Take the entries below and print all of them exactly, please.
'''
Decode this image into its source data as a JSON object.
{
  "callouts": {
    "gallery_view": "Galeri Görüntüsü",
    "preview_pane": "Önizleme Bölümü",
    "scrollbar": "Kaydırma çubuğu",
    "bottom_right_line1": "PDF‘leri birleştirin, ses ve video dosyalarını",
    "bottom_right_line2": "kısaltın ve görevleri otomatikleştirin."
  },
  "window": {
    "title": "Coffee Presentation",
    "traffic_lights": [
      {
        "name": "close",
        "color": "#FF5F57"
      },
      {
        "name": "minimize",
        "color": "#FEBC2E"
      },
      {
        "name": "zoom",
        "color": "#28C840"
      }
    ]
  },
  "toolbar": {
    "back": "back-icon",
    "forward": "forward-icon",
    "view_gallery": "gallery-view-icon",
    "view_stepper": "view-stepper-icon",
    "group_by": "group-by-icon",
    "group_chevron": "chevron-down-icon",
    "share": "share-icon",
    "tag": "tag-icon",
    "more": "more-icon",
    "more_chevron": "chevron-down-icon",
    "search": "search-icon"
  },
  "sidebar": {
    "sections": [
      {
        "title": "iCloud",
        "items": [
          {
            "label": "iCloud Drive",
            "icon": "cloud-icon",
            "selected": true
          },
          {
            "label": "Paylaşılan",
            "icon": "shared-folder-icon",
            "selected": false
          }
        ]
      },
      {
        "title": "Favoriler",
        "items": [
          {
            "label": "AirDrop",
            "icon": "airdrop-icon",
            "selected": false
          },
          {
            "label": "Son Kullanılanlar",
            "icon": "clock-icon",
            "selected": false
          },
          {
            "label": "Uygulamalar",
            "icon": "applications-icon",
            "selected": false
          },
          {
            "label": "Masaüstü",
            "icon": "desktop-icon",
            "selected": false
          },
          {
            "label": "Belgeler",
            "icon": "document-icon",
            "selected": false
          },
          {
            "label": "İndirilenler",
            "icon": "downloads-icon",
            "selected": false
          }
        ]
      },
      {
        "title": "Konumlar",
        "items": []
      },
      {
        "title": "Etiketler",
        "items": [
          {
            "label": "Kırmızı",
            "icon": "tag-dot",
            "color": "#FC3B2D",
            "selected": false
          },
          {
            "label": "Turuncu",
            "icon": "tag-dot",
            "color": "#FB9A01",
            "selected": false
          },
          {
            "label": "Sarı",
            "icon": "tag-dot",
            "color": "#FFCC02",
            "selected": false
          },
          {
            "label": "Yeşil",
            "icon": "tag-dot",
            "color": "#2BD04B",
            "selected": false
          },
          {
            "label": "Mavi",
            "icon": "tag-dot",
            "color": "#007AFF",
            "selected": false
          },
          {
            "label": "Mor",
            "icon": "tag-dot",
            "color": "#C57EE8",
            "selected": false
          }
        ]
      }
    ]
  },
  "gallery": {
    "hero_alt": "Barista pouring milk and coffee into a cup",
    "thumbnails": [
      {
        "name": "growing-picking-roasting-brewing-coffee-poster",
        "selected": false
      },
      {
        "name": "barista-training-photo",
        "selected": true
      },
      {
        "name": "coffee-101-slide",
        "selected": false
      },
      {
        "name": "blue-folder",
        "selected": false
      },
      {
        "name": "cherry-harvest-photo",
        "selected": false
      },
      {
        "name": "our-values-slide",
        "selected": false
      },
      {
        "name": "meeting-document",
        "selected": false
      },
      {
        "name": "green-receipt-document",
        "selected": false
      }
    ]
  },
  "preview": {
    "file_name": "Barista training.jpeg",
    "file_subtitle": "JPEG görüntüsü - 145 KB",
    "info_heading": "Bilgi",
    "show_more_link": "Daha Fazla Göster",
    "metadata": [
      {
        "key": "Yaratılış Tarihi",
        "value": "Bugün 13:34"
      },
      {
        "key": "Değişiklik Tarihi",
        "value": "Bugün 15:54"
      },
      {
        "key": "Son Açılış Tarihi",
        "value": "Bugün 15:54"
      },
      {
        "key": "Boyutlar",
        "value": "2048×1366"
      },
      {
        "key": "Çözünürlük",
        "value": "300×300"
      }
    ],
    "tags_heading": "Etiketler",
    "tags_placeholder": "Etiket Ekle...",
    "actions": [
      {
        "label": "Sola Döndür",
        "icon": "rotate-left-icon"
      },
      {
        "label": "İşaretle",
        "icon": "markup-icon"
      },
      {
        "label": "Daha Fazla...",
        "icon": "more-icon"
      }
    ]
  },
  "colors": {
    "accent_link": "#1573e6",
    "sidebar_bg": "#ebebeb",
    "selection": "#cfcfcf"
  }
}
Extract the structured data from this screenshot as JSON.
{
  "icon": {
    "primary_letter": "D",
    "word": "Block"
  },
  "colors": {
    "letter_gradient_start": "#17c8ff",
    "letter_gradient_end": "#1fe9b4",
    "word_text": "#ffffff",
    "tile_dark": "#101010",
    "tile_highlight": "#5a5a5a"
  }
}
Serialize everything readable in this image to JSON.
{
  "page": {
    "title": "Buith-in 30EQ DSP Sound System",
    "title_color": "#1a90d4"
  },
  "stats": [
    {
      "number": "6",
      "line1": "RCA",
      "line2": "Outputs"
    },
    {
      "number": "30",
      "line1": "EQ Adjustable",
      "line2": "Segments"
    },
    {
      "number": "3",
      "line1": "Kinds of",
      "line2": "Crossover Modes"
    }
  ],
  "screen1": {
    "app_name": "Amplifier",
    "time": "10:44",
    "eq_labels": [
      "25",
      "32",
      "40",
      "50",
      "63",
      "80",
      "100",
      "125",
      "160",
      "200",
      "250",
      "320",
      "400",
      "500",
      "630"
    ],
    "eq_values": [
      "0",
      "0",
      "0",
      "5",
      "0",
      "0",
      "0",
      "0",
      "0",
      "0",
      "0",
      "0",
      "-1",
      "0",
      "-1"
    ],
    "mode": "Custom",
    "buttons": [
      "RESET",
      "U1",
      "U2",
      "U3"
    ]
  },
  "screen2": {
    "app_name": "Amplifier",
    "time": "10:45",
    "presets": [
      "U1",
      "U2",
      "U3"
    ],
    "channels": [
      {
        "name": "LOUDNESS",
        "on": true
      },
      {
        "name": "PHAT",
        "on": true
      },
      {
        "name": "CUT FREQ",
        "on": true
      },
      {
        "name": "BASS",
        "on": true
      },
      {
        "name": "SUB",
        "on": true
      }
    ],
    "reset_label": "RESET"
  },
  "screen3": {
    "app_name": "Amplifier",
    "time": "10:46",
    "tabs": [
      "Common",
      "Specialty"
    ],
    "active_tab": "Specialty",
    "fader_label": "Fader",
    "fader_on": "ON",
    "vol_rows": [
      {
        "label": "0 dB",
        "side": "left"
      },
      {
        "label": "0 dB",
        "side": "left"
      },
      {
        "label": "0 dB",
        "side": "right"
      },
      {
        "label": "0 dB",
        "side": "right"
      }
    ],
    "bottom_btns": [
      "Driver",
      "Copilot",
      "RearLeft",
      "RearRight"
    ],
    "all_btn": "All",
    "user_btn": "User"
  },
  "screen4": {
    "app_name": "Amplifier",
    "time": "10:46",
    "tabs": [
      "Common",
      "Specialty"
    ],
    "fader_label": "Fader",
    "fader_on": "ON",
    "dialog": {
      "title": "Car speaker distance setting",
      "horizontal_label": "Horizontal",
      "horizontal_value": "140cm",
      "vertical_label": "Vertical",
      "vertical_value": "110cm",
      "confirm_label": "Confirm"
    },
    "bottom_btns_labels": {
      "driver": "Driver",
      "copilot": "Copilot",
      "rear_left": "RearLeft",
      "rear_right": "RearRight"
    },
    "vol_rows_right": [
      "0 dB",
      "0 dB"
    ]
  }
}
'''
Exercise answer ->
Decode this image into its source data as a JSON object.
{
  "callouts": {
    "gallery_view": "Galeri Görüntüsü",
    "preview_pane": "Önizleme Bölümü",
    "scrollbar": "Kaydırma çubuğu",
    "bottom_right_line1": "PDF‘leri birleştirin, ses ve video dosyalarını",
    "bottom_right_line2": "kısaltın ve görevleri otomatikleştirin."
  },
  "window": {
    "title": "Coffee Presentation",
    "traffic_lights": [
      {
        "name": "close",
        "color": "#FF5F57"
      },
      {
        "name": "minimize",
        "color": "#FEBC2E"
      },
      {
        "name": "zoom",
        "color": "#28C840"
      }
    ]
  },
  "toolbar": {
    "back": "back-icon",
    "forward": "forward-icon",
    "view_gallery": "gallery-view-icon",
    "view_stepper": "view-stepper-icon",
    "group_by": "group-by-icon",
    "group_chevron": "chevron-down-icon",
    "share": "share-icon",
    "tag": "tag-icon",
    "more": "more-icon",
    "more_chevron": "chevron-down-icon",
    "search": "search-icon"
  },
  "sidebar": {
    "sections": [
      {
        "title": "iCloud",
        "items": [
          {
            "label": "iCloud Drive",
            "icon": "cloud-icon",
            "selected": true
          },
          {
            "label": "Paylaşılan",
            "icon": "shared-folder-icon",
            "selected": false
          }
        ]
      },
      {
        "title": "Favoriler",
        "items": [
          {
            "label": "AirDrop",
            "icon": "airdrop-icon",
            "selected": false
          },
          {
            "label": "Son Kullanılanlar",
            "icon": "clock-icon",
            "selected": false
          },
          {
            "label": "Uygulamalar",
            "icon": "applications-icon",
            "selected": false
          },
          {
            "label": "Masaüstü",
            "icon": "desktop-icon",
            "selected": false
          },
          {
            "label": "Belgeler",
            "icon": "document-icon",
            "selected": false
          },
          {
            "label": "İndirilenler",
            "icon": "downloads-icon",
            "selected": false
          }
        ]
      },
      {
        "title": "Konumlar",
        "items": []
      },
      {
        "title": "Etiketler",
        "items": [
          {
            "label": "Kırmızı",
            "icon": "tag-dot",
            "color": "#FC3B2D",
            "selected": false
          },
          {
            "label": "Turuncu",
            "icon": "tag-dot",
            "color": "#FB9A01",
            "selected": false
          },
          {
            "label": "Sarı",
            "icon": "tag-dot",
            "color": "#FFCC02",
            "selected": false
          },
          {
            "label": "Yeşil",
            "icon": "tag-dot",
            "color": "#2BD04B",
            "selected": false
          },
          {
            "label": "Mavi",
            "icon": "tag-dot",
            "color": "#007AFF",
            "selected": false
          },
          {
            "label": "Mor",
            "icon": "tag-dot",
            "color": "#C57EE8",
            "selected": false
          }
        ]
      }
    ]
  },
  "gallery": {
    "hero_alt": "Barista pouring milk and coffee into a cup",
    "thumbnails": [
      {
        "name": "growing-picking-roasting-brewing-coffee-poster",
        "selected": false
      },
      {
        "name": "barista-training-photo",
        "selected": true
      },
      {
        "name": "coffee-101-slide",
        "selected": false
      },
      {
        "name": "blue-folder",
        "selected": false
      },
      {
        "name": "cherry-harvest-photo",
        "selected": false
      },
      {
        "name": "our-values-slide",
        "selected": false
      },
      {
        "name": "meeting-document",
        "selected": false
      },
      {
        "name": "green-receipt-document",
        "selected": false
      }
    ]
  },
  "preview": {
    "file_name": "Barista training.jpeg",
    "file_subtitle": "JPEG görüntüsü - 145 KB",
    "info_heading": "Bilgi",
    "show_more_link": "Daha Fazla Göster",
    "metadata": [
      {
        "key": "Yaratılış Tarihi",
        "value": "Bugün 13:34"
      },
      {
        "key": "Değişiklik Tarihi",
        "value": "Bugün 15:54"
      },
      {
        "key": "Son Açılış Tarihi",
        "value": "Bugün 15:54"
      },
      {
        "key": "Boyutlar",
        "value": "2048×1366"
      },
      {
        "key": "Çözünürlük",
        "value": "300×300"
      }
    ],
    "tags_heading": "Etiketler",
    "tags_placeholder": "Etiket Ekle...",
    "actions": [
      {
        "label": "Sola Döndür",
        "icon": "rotate-left-icon"
      },
      {
        "label": "İşaretle",
        "icon": "markup-icon"
      },
      {
        "label": "Daha Fazla...",
        "icon": "more-icon"
      }
    ]
  },
  "colors": {
    "accent_link": "#1573e6",
    "sidebar_bg": "#ebebeb",
    "selection": "#cfcfcf"
  }
}
Extract the structured data from this screenshot as JSON.
{
  "icon": {
    "primary_letter": "D",
    "word": "Block"
  },
  "colors": {
    "letter_gradient_start": "#17c8ff",
    "letter_gradient_end": "#1fe9b4",
    "word_text": "#ffffff",
    "tile_dark": "#101010",
    "tile_highlight": "#5a5a5a"
  }
}
Serialize everything readable in this image to JSON.
{
  "page": {
    "title": "Buith-in 30EQ DSP Sound System",
    "title_color": "#1a90d4"
  },
  "stats": [
    {
      "number": "6",
      "line1": "RCA",
      "line2": "Outputs"
    },
    {
      "number": "30",
      "line1": "EQ Adjustable",
      "line2": "Segments"
    },
    {
      "number": "3",
      "line1": "Kinds of",
      "line2": "Crossover Modes"
    }
  ],
  "screen1": {
    "app_name": "Amplifier",
    "time": "10:44",
    "eq_labels": [
      "25",
      "32",
      "40",
      "50",
      "63",
      "80",
      "100",
      "125",
      "160",
      "200",
      "250",
      "320",
      "400",
      "500",
      "630"
    ],
    "eq_values": [
      "0",
      "0",
      "0",
      "5",
      "0",
      "0",
      "0",
      "0",
      "0",
      "0",
      "0",
      "0",
      "-1",
      "0",
      "-1"
    ],
    "mode": "Custom",
    "buttons": [
      "RESET",
      "U1",
      "U2",
      "U3"
    ]
  },
  "screen2": {
    "app_name": "Amplifier",
    "time": "10:45",
    "presets": [
      "U1",
      "U2",
      "U3"
    ],
    "channels": [
      {
        "name": "LOUDNESS",
        "on": true
      },
      {
        "name": "PHAT",
        "on": true
      },
      {
        "name": "CUT FREQ",
        "on": true
      },
      {
        "name": "BASS",
        "on": true
      },
      {
        "name": "SUB",
        "on": true
      }
    ],
    "reset_label": "RESET"
  },
  "screen3": {
    "app_name": "Amplifier",
    "time": "10:46",
    "tabs": [
      "Common",
      "Specialty"
    ],
    "active_tab": "Specialty",
    "fader_label": "Fader",
    "fader_on": "ON",
    "vol_rows": [
      {
        "label": "0 dB",
        "side": "left"
      },
      {
        "label": "0 dB",
        "side": "left"
      },
      {
        "label": "0 dB",
        "side": "right"
      },
      {
        "label": "0 dB",
        "side": "right"
      }
    ],
    "bottom_btns": [
      "Driver",
      "Copilot",
      "RearLeft",
      "RearRight"
    ],
    "all_btn": "All",
    "user_btn": "User"
  },
  "screen4": {
    "app_name": "Amplifier",
    "time": "10:46",
    "tabs": [
      "Common",
      "Specialty"
    ],
    "fader_label": "Fader",
    "fader_on": "ON",
    "dialog": {
      "title": "Car speaker distance setting",
      "horizontal_label": "Horizontal",
      "horizontal_value": "140cm",
      "vertical_label": "Vertical",
      "vertical_value": "110cm",
      "confirm_label": "Confirm"
    },
    "bottom_btns_labels": {
      "driver": "Driver",
      "copilot": "Copilot",
      "rear_left": "RearLeft",
      "rear_right": "RearRight"
    },
    "vol_rows_right": [
      "0 dB",
      "0 dB"
    ]
  }
}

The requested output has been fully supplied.